>> Begin Input material

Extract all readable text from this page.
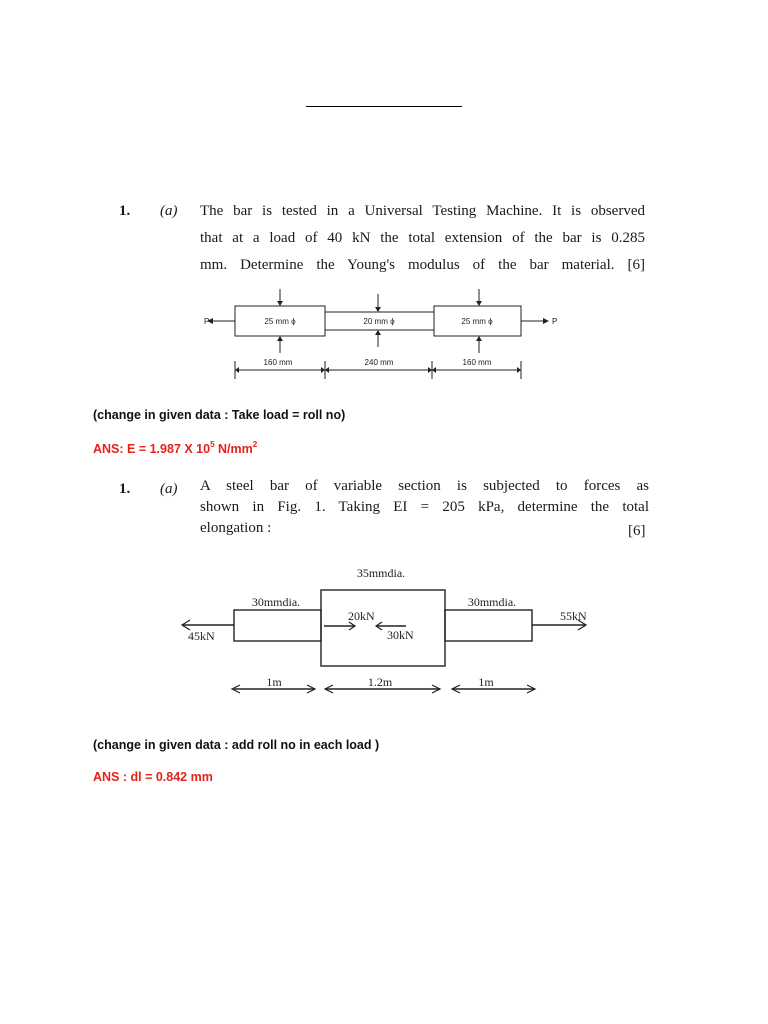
1. (a) The bar is tested in a Universal Testing Machine. It is observed
that at a load of 40 kN the total extension of the bar is 0.285
mm. Determine the Young's modulus of the bar material. [6]
P	P
25 mm ϕ	20 mm ϕ	25 mm ϕ
160 mm	240 mm	160 mm
(change in given data : Take load = roll no)
ANS: E = 1.987 X $10^5$ $N/mm^2$
1. (a) A steel bar of variable section is subjected to forces as
shown in Fig. 1. Taking EI = 205 kPa, determine the total
elongation :	[6]
35mmdia.
30mmdia.	30mmdia.
45kN
20kN
30kN
55kN
1m	1.2m	1m
(change in given data : add roll no in each load )
ANS : dl = 0.842 mm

>> End Input material

Each record above is to be restated exactly, with its pictures removed from the copy.

Extract all readable text from this page.
1. (a) The bar is tested in a Universal Testing Machine. It is observed
that at a load of 40 kN the total extension of the bar is 0.285
mm. Determine the Young's modulus of the bar material. [6]
P	P
25 mm ϕ	20 mm ϕ	25 mm ϕ
160 mm	240 mm	160 mm
(change in given data : Take load = roll no)
ANS: E = 1.987 X $10^5$ $N/mm^2$
1. (a) A steel bar of variable section is subjected to forces as
shown in Fig. 1. Taking EI = 205 kPa, determine the total
elongation :	[6]
35mmdia.
30mmdia.	30mmdia.
45kN
20kN
30kN
55kN
1m	1.2m	1m
(change in given data : add roll no in each load )
ANS : dl = 0.842 mm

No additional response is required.